- What is expected -
Please copy every line of the records below that holds the word "marker".

- Source data -
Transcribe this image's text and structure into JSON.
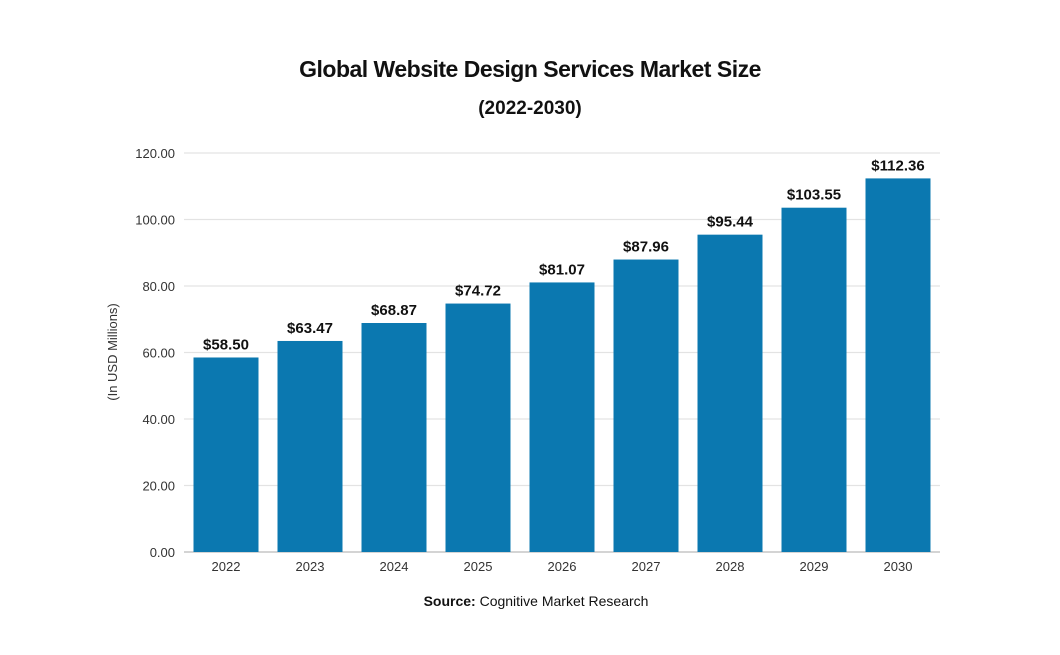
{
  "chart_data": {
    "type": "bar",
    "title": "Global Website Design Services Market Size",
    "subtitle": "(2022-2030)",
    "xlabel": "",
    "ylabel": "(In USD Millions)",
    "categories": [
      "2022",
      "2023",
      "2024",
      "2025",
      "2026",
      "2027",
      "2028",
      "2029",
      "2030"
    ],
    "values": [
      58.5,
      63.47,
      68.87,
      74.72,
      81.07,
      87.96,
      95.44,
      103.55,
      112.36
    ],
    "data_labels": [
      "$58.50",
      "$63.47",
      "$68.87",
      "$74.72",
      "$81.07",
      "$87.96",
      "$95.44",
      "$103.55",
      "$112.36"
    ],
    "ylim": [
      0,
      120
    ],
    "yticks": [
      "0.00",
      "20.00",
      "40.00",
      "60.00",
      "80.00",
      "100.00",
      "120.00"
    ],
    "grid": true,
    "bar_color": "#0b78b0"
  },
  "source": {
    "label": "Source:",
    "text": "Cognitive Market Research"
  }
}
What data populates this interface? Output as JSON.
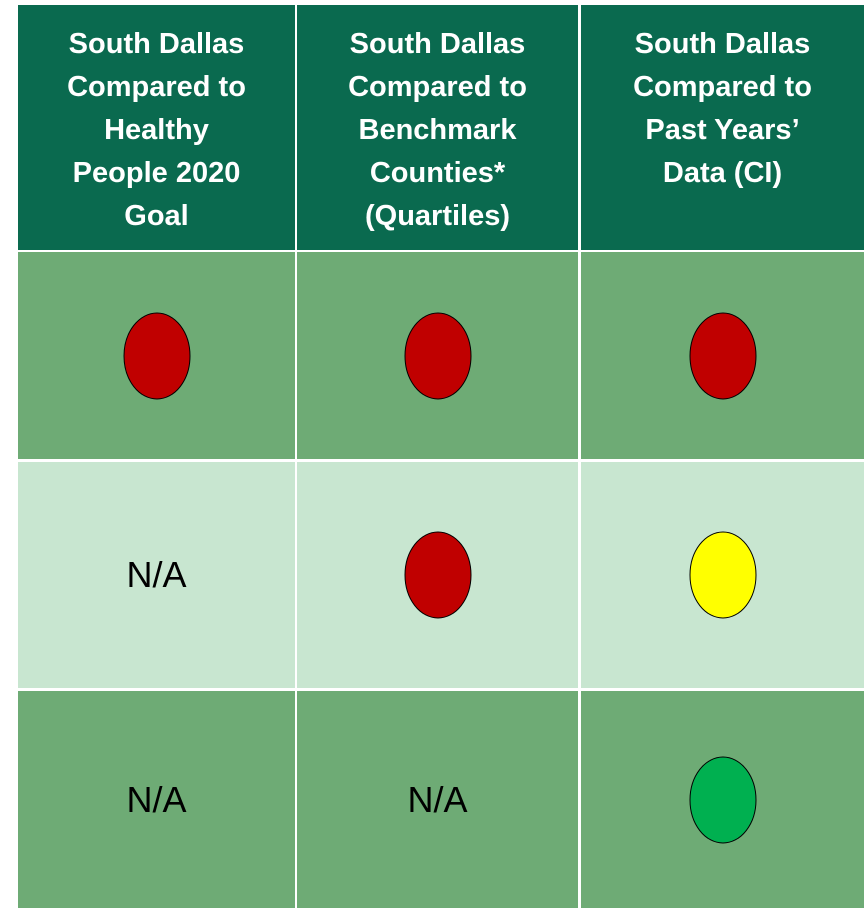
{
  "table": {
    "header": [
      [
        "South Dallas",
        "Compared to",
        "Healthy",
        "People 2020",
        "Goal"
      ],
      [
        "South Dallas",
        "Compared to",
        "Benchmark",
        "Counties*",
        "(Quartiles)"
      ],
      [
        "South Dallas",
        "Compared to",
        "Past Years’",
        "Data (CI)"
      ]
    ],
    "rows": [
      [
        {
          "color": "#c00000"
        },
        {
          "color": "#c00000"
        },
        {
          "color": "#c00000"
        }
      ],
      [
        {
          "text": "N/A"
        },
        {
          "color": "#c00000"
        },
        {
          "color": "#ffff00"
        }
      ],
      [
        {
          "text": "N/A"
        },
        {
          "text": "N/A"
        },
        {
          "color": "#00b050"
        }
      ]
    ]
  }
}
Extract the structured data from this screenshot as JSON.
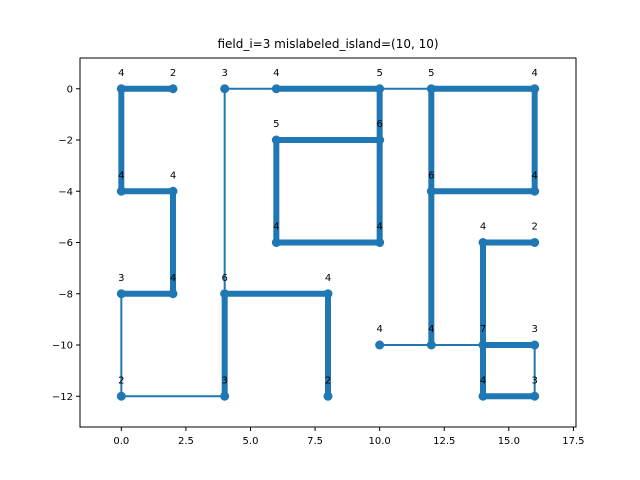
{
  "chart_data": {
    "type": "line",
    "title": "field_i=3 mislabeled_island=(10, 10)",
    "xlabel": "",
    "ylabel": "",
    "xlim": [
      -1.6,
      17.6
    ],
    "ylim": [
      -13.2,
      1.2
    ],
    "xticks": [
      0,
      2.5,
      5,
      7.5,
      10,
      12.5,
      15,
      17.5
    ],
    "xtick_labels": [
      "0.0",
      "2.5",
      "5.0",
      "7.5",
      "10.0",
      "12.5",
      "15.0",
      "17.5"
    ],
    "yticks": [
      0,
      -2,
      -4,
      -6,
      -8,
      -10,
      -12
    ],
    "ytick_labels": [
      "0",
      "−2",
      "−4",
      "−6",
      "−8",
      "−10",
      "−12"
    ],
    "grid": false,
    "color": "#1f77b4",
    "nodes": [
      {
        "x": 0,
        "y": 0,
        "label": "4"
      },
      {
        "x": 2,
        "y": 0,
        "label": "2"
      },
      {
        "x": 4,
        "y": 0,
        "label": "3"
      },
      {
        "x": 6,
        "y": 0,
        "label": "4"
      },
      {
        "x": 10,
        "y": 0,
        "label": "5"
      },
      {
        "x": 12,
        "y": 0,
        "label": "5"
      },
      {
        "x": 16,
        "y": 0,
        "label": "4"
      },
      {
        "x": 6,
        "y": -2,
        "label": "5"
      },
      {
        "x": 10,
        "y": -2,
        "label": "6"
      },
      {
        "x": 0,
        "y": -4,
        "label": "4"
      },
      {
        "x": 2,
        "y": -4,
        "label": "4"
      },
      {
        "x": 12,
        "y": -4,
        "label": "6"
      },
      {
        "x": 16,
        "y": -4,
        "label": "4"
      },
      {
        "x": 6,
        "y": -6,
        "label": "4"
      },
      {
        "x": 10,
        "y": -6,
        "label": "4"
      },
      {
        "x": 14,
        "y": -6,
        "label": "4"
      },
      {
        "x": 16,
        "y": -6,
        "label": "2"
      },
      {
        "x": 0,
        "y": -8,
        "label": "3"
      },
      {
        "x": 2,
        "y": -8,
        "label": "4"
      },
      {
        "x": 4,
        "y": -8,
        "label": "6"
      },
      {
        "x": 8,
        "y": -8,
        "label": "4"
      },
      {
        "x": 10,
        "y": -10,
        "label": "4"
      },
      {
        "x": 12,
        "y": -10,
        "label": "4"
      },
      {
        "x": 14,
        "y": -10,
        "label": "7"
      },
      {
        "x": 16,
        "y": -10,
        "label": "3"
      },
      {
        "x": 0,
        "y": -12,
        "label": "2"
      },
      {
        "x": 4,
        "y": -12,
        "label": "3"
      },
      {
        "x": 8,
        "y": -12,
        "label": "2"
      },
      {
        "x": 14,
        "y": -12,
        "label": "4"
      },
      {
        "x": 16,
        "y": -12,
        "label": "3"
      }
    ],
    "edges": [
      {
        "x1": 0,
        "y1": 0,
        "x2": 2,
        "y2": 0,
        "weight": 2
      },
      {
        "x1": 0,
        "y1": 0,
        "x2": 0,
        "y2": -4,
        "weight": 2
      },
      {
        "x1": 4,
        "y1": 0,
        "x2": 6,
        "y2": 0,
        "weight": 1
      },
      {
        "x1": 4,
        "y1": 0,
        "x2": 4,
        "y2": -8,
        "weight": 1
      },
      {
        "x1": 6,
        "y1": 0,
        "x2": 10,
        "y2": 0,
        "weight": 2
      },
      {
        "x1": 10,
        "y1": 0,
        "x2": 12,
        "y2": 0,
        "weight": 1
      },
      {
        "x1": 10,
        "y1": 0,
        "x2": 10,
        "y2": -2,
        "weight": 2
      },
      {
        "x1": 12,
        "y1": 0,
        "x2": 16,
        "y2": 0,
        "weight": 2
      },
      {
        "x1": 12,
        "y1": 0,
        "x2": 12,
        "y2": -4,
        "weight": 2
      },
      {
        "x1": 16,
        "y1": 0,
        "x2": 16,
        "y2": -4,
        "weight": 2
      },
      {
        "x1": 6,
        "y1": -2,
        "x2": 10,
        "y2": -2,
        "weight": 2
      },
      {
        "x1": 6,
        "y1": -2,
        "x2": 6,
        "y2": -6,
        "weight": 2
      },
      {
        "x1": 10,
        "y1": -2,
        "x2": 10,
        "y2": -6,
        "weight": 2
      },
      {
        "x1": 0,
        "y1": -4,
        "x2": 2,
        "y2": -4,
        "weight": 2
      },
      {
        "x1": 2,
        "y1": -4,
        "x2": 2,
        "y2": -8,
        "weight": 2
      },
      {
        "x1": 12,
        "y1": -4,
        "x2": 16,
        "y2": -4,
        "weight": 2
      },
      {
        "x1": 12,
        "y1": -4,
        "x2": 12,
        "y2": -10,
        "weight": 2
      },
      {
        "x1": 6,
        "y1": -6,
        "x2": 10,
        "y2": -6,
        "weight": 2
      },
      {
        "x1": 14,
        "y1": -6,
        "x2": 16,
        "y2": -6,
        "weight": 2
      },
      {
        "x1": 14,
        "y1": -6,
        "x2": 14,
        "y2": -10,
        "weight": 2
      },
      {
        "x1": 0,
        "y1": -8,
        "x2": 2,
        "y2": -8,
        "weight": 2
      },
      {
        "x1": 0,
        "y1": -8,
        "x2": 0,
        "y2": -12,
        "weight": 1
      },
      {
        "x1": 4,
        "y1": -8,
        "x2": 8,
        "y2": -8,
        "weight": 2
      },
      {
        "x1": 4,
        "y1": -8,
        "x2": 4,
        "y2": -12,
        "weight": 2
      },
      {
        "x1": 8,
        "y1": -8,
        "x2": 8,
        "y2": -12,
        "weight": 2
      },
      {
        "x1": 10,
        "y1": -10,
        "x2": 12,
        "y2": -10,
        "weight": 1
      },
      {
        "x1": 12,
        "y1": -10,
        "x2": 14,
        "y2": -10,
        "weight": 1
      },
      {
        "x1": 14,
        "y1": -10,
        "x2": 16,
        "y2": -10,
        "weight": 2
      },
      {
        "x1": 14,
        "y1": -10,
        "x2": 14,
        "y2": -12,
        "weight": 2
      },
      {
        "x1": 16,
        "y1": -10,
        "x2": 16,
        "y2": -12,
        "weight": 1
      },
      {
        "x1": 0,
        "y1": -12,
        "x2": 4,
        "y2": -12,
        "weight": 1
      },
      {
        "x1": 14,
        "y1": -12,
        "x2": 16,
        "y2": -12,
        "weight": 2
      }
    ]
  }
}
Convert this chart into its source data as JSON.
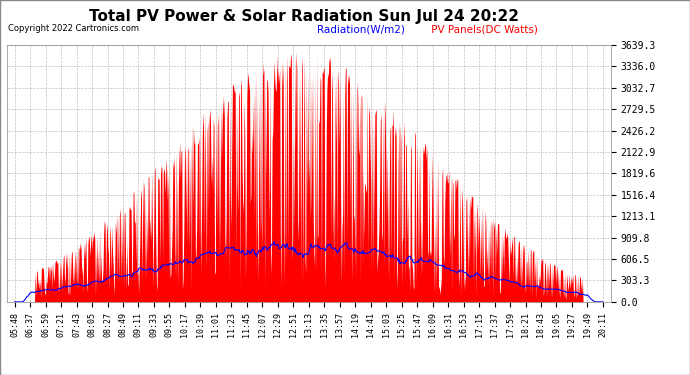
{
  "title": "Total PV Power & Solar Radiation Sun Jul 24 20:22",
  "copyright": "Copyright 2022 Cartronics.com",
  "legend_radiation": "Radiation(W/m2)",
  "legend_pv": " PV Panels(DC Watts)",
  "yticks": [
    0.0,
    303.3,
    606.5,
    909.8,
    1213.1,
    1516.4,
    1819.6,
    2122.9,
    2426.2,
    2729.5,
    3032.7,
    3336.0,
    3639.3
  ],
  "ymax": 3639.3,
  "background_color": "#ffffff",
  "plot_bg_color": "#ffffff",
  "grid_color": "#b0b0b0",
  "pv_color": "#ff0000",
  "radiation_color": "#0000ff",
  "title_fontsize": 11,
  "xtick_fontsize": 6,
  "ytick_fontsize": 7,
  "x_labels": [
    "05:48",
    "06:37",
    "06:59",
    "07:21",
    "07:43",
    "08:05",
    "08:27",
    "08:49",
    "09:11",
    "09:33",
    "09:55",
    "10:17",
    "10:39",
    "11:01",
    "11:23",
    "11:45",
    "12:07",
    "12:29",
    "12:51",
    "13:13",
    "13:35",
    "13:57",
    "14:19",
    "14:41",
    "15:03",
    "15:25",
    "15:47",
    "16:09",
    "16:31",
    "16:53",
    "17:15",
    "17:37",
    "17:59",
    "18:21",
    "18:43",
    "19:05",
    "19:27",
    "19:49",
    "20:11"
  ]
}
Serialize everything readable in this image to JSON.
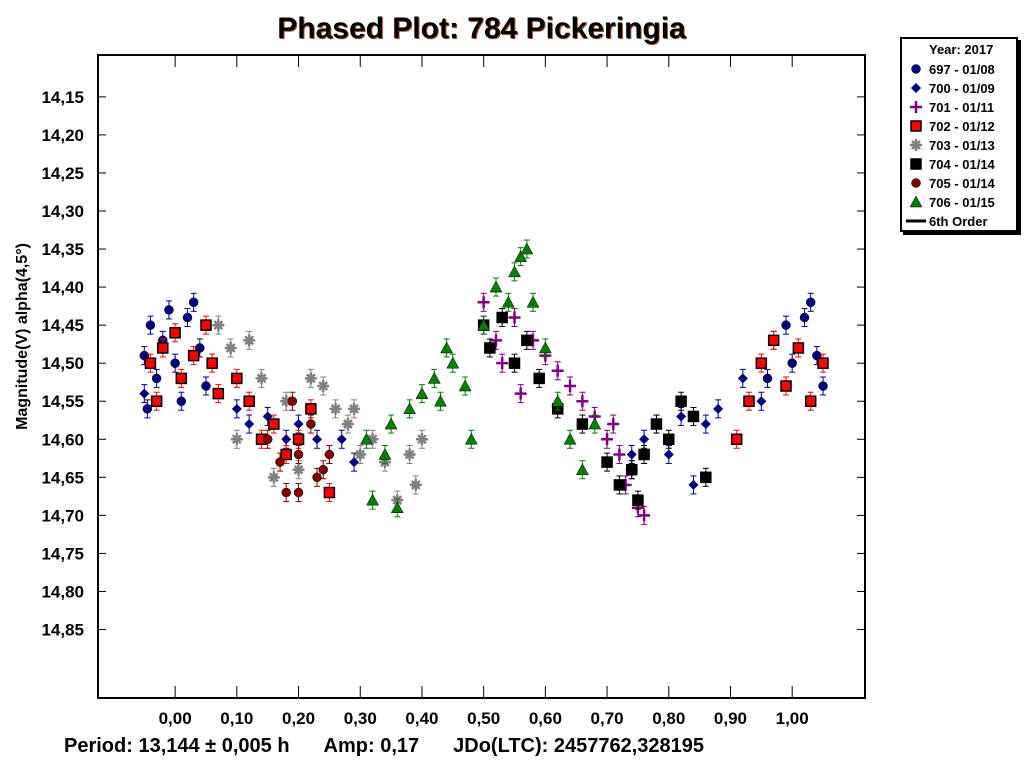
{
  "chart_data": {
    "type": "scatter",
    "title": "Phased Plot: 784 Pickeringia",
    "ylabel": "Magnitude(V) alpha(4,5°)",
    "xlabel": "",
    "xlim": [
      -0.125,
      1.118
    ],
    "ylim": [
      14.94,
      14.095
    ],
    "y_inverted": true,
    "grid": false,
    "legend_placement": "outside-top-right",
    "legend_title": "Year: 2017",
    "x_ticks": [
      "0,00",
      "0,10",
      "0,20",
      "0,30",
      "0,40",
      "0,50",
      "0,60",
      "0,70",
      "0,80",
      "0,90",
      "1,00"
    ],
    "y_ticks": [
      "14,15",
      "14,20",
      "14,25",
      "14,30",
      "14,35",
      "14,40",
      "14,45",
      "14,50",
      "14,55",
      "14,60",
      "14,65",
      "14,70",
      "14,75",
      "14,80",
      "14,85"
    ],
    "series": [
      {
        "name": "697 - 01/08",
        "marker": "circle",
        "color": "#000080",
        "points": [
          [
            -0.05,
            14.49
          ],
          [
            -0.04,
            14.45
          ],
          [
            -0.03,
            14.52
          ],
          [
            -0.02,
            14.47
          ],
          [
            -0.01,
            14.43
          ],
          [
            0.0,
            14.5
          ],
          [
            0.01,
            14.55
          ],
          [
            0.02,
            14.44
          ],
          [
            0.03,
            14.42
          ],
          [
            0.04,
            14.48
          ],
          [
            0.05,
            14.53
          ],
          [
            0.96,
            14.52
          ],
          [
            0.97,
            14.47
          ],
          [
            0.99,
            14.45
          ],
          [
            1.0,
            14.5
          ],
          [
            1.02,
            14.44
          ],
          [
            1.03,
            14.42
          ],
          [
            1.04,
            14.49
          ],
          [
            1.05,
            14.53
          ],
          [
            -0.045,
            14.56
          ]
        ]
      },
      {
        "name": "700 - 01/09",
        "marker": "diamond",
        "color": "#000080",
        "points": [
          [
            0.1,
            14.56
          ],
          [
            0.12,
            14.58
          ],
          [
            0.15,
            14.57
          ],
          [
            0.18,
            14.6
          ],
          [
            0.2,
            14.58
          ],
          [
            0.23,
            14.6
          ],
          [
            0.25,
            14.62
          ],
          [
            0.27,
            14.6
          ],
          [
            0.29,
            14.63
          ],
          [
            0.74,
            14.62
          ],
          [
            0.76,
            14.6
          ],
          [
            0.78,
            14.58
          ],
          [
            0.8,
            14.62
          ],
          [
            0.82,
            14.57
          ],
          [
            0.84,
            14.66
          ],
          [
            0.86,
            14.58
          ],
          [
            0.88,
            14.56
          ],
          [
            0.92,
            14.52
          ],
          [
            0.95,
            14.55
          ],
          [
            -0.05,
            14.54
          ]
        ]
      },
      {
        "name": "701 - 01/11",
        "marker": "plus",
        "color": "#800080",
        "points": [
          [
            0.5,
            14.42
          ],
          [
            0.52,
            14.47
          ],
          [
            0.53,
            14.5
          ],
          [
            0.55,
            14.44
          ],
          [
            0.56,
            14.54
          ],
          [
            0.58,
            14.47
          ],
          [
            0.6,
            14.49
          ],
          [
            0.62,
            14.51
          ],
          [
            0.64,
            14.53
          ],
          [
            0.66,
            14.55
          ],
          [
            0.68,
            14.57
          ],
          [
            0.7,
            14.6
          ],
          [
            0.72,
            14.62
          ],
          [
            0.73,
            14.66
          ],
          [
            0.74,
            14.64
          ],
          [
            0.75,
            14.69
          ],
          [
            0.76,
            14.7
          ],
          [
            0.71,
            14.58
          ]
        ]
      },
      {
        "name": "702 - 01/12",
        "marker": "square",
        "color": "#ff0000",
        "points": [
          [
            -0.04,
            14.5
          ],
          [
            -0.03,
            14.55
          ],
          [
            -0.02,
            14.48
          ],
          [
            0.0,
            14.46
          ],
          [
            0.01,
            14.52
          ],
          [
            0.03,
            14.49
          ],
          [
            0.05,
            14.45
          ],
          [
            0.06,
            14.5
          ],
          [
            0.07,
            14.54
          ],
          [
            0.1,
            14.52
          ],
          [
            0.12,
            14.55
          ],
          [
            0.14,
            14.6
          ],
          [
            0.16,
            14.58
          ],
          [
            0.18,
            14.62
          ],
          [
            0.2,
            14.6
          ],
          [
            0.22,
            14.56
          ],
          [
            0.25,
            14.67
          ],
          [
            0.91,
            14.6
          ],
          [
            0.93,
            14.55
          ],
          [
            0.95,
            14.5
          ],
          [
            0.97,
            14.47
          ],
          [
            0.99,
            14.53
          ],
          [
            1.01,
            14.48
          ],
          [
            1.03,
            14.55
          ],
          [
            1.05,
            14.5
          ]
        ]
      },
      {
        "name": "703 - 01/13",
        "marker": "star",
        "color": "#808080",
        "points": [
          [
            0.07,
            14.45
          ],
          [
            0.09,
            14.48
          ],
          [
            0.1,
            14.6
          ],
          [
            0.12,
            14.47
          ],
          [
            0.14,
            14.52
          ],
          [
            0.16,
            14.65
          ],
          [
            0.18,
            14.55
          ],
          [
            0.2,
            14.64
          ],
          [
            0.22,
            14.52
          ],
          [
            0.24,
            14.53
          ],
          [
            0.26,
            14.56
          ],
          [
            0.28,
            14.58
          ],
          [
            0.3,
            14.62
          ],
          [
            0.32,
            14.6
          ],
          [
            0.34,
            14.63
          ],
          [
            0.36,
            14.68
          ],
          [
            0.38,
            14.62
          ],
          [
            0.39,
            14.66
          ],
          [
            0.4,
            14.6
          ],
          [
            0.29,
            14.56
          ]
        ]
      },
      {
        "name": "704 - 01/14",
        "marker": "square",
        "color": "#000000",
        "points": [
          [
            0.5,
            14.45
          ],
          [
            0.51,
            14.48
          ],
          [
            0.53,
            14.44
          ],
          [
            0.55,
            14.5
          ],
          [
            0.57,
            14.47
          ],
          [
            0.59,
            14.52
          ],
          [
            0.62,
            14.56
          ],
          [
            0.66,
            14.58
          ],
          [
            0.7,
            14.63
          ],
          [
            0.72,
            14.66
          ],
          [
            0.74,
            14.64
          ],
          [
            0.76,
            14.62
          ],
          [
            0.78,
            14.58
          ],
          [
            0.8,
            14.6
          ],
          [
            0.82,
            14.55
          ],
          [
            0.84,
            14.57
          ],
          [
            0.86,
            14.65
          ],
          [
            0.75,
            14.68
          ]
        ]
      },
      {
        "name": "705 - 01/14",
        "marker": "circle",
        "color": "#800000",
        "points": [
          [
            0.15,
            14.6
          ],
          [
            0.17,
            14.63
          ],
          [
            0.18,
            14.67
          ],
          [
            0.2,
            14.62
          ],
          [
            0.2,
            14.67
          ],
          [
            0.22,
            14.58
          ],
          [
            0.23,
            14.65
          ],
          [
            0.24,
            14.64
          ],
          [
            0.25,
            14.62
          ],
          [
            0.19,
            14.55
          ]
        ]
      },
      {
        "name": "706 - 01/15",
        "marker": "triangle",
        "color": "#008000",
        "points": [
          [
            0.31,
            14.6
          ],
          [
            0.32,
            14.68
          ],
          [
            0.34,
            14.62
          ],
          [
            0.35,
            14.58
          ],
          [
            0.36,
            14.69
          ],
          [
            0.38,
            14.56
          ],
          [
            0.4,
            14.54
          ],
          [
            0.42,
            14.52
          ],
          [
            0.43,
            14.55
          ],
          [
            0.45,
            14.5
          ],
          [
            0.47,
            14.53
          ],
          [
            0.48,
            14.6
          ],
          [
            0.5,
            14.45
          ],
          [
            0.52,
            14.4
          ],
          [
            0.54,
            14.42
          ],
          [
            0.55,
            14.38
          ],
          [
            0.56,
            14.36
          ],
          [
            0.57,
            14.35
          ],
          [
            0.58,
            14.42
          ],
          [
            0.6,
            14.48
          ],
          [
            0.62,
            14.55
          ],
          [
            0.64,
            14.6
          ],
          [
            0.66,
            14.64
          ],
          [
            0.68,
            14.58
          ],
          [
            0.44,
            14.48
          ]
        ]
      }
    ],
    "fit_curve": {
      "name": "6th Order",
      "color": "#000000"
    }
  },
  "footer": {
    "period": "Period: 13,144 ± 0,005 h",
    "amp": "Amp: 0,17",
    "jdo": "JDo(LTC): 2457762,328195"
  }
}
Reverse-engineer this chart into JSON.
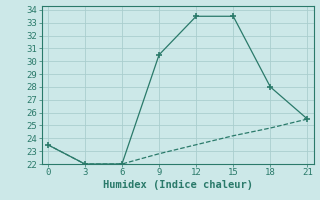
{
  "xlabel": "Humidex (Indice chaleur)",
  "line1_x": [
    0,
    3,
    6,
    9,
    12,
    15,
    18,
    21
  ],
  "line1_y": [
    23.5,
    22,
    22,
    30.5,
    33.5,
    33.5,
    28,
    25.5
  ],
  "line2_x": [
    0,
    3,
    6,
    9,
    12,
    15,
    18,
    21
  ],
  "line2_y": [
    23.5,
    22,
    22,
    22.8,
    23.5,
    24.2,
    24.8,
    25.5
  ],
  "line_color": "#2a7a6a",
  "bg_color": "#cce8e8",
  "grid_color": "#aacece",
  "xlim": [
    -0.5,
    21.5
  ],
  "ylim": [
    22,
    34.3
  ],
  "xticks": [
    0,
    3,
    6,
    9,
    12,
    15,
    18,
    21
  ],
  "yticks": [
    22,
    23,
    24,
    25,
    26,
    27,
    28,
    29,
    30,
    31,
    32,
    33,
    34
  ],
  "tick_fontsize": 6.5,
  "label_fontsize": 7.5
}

- Result for this exercise -
        "marker": "circle",
        "marker": "diamond",
        "marker": "plus",
        "marker": "square",
        "marker": "star",
        "marker": "square",
        "marker": "circle",
        "marker": "triangle",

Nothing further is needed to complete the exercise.